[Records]
--------
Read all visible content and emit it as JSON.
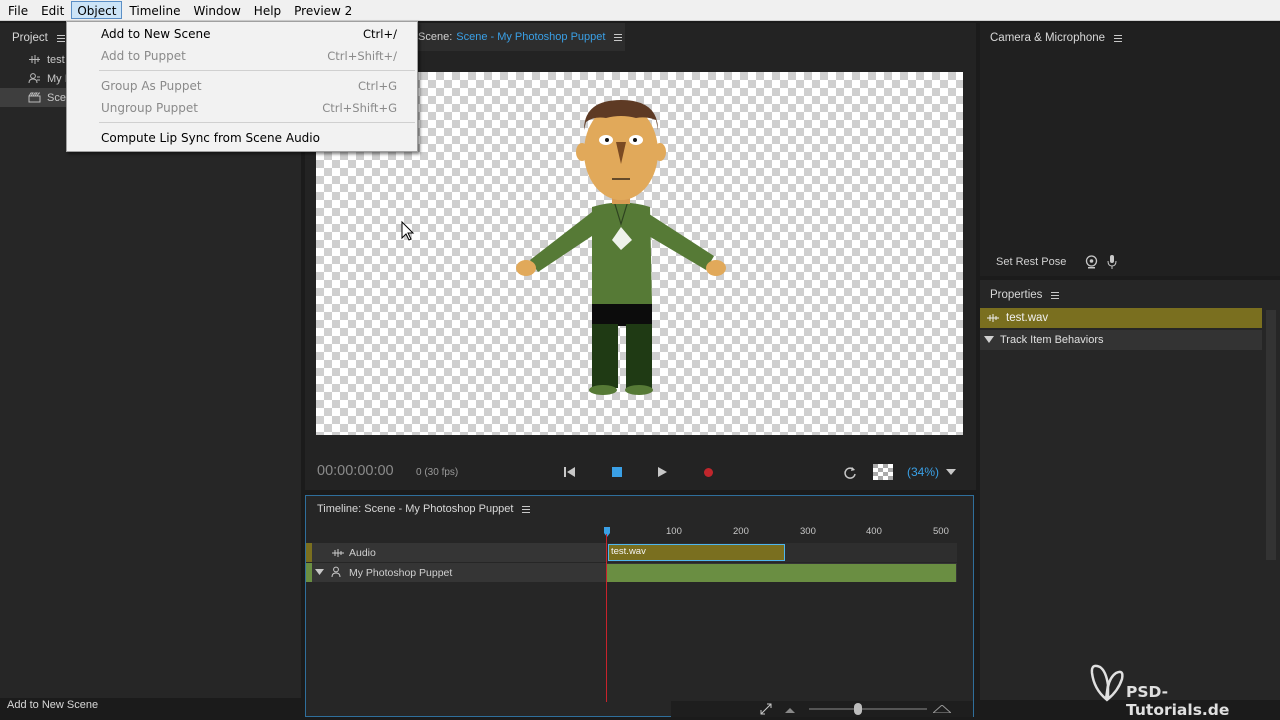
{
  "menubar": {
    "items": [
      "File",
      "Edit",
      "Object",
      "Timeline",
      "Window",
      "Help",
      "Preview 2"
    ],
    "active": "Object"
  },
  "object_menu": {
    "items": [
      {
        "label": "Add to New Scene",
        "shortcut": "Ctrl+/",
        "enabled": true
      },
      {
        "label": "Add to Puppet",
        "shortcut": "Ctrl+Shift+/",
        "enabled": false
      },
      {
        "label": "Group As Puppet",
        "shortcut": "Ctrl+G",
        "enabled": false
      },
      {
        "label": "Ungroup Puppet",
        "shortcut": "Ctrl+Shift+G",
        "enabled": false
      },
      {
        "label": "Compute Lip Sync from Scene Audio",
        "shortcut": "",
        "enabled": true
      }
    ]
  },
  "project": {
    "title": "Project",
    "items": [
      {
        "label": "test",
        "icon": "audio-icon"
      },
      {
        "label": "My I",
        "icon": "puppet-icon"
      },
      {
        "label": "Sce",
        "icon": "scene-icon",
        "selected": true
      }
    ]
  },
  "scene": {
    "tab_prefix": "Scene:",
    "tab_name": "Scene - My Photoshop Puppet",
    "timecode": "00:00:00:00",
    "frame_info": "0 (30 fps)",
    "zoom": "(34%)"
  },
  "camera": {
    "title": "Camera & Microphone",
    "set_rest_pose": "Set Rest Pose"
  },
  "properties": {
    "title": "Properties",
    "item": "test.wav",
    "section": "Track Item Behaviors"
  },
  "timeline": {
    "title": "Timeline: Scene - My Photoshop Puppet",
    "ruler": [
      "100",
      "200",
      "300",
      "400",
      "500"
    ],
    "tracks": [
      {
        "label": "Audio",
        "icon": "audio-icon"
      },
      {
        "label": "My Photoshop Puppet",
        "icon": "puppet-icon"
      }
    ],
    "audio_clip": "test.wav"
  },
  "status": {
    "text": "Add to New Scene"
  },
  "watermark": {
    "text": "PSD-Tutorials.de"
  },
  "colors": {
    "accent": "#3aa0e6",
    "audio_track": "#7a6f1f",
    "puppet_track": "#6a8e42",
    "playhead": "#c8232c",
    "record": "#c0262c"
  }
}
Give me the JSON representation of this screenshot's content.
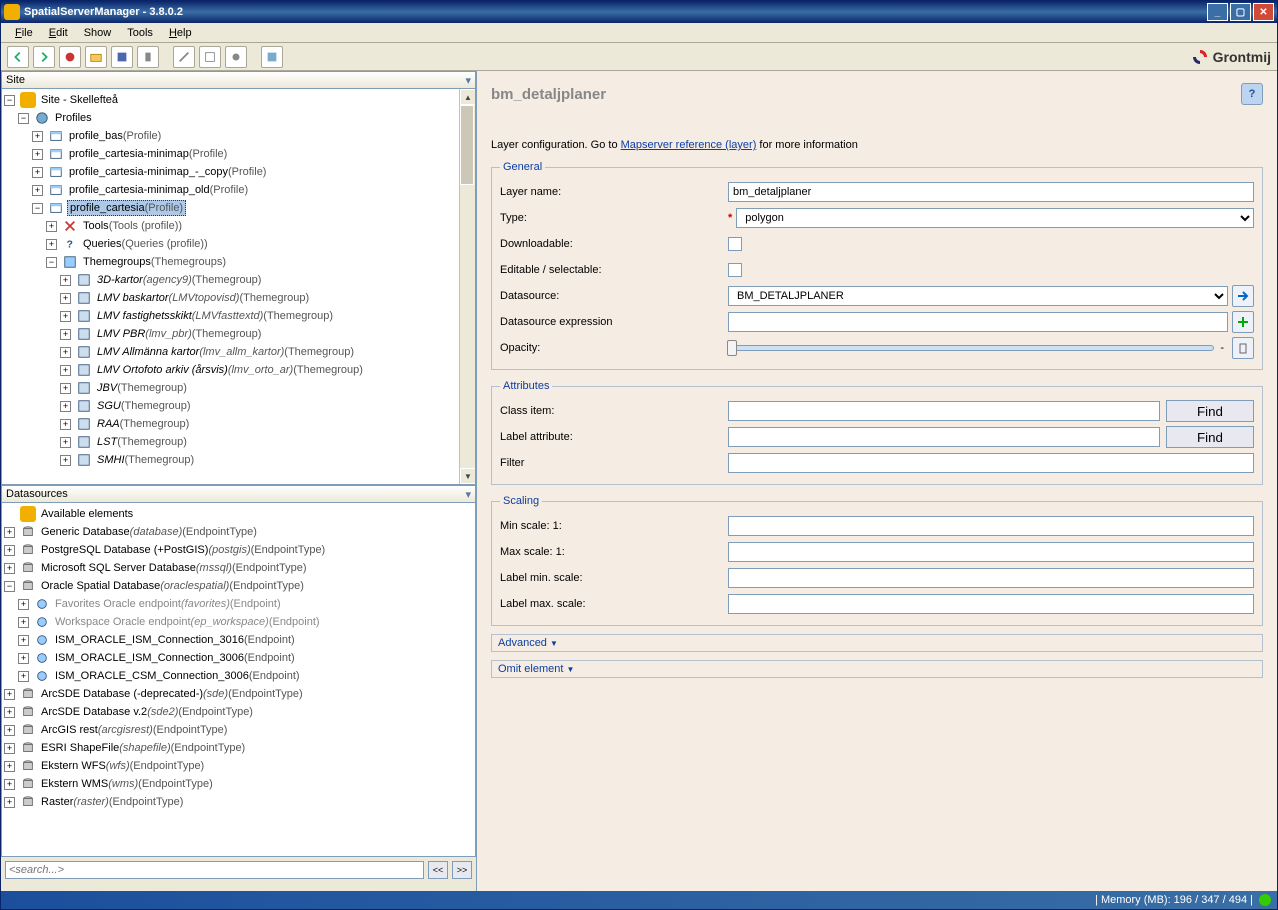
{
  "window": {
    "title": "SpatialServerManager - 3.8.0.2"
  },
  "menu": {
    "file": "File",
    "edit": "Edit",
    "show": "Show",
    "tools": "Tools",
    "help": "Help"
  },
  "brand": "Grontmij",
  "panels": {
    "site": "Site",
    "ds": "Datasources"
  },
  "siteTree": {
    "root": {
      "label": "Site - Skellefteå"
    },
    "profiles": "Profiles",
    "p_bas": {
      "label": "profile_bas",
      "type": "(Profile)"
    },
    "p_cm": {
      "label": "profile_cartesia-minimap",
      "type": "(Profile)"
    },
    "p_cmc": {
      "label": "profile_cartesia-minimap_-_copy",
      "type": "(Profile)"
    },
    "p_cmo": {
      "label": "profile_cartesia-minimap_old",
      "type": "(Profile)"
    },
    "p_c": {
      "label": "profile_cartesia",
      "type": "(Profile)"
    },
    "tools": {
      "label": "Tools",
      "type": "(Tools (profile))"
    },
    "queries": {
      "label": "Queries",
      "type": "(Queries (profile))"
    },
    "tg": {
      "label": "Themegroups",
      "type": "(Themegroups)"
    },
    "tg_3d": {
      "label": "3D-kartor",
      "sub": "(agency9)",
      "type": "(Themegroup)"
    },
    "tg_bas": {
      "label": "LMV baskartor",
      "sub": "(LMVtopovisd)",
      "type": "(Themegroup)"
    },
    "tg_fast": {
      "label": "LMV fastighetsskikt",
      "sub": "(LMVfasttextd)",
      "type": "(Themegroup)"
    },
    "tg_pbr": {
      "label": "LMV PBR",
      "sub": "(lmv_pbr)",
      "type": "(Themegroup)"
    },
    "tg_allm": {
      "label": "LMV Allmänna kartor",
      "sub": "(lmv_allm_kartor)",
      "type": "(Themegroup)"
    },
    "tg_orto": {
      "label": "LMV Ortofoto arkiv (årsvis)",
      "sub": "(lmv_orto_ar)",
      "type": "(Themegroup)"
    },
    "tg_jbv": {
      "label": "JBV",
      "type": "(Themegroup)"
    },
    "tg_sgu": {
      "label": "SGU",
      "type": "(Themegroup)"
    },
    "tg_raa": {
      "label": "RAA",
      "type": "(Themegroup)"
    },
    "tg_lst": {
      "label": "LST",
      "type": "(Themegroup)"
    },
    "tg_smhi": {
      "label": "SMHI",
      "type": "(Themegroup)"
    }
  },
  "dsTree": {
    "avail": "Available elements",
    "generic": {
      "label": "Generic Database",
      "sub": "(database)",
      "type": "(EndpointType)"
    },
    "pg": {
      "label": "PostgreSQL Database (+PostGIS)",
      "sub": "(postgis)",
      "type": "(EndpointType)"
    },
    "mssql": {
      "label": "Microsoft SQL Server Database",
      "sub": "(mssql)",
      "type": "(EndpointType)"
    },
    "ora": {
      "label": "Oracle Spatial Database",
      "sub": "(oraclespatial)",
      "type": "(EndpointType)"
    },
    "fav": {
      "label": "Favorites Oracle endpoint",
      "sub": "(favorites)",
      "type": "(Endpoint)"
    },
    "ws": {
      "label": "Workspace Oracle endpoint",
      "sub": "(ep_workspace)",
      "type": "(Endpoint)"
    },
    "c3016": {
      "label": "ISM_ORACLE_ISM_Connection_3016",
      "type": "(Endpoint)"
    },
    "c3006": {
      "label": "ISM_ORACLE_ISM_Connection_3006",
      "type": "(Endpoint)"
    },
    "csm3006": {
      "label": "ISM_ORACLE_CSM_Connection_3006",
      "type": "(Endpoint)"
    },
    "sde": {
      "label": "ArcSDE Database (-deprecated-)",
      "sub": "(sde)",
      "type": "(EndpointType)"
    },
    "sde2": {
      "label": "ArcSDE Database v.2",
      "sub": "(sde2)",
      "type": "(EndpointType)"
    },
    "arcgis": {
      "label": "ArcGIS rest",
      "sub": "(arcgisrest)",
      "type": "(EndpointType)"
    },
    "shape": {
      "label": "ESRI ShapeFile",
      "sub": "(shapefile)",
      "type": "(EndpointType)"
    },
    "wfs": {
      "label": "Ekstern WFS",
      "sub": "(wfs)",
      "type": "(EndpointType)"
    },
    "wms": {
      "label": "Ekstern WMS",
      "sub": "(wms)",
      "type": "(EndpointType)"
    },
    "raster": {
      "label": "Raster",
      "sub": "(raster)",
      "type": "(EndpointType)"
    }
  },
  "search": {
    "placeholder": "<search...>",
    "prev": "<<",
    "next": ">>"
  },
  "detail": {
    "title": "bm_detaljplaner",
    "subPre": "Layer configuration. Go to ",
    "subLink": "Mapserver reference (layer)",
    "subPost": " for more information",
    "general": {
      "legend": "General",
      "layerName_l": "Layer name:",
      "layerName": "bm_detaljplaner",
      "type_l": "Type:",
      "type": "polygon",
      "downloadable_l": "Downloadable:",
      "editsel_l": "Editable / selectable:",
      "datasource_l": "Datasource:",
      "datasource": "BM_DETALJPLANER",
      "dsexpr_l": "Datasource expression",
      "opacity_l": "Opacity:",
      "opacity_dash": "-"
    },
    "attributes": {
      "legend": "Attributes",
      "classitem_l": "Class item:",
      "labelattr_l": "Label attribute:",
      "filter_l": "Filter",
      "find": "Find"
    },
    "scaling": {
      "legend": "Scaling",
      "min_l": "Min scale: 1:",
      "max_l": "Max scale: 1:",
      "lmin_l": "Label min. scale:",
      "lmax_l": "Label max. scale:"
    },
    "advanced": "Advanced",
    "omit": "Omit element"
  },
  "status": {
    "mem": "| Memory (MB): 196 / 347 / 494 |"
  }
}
--------
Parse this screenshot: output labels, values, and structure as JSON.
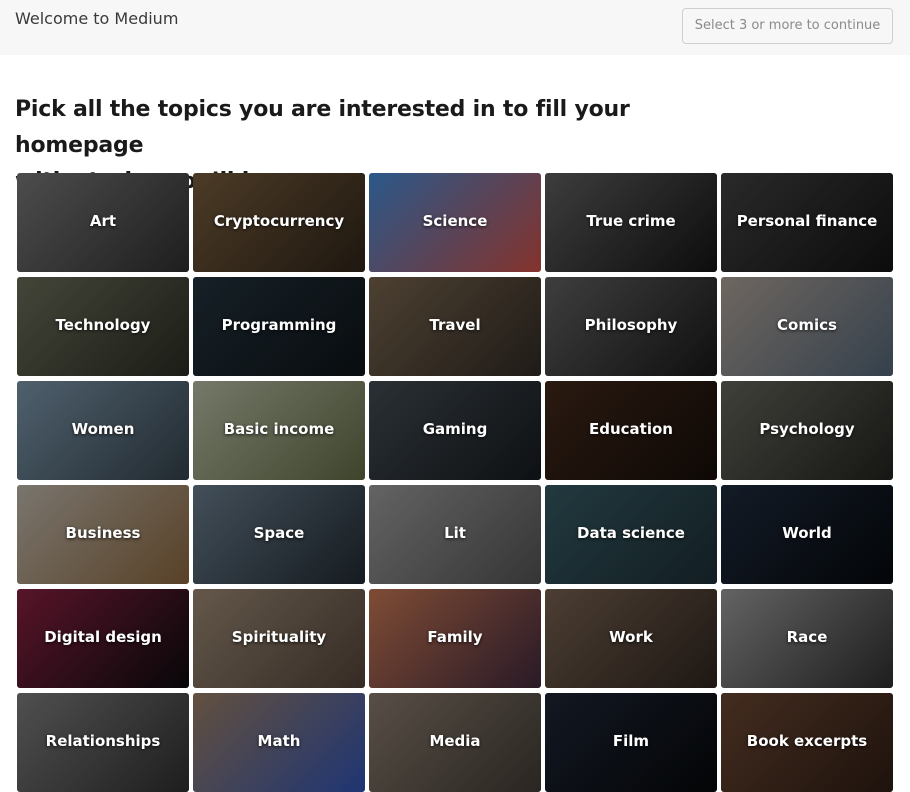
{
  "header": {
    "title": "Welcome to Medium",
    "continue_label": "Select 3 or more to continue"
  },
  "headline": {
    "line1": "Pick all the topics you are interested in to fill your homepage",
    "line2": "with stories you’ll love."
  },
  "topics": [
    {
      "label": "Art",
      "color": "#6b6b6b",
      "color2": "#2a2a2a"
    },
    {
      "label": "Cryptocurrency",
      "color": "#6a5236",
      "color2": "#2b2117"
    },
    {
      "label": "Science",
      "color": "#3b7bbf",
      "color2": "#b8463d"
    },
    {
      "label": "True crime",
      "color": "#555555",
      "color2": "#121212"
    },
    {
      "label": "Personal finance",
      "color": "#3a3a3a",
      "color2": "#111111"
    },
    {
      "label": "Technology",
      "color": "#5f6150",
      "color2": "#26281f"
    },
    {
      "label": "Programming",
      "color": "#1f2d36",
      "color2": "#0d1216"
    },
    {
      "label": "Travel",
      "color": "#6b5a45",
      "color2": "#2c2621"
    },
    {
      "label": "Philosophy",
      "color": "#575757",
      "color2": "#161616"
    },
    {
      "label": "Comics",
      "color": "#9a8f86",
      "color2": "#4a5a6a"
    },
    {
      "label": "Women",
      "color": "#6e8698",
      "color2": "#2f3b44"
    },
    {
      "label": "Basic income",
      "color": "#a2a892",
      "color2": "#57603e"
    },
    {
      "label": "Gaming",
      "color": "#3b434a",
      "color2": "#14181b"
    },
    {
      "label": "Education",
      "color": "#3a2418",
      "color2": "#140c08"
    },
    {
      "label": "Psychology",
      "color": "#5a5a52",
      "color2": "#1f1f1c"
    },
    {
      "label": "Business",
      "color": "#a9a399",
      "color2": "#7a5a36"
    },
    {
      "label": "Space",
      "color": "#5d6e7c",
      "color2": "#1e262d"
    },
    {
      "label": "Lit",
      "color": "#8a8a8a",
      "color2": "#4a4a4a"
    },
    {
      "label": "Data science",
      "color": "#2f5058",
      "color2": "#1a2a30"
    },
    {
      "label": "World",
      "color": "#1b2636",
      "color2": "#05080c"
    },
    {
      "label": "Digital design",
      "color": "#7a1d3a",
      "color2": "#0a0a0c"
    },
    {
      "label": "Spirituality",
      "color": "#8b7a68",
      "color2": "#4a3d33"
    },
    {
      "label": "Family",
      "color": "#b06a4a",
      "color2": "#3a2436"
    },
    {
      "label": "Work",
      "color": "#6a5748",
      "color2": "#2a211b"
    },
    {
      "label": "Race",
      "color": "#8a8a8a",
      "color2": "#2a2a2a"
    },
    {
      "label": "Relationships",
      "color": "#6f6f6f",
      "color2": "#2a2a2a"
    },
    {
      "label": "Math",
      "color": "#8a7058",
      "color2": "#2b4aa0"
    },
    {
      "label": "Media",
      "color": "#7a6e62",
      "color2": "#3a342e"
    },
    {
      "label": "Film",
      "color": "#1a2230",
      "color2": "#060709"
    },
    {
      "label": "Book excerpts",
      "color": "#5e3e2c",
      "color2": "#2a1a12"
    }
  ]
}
--------
** Exercise **
Where a line holds "Ctrl", copy it out.

** Exercise answer **
        "shortcut": "Ctrl+/",
        "shortcut": "Ctrl+Shift+/",
        "shortcut": "Ctrl+G",
        "shortcut": "Ctrl+Shift+G",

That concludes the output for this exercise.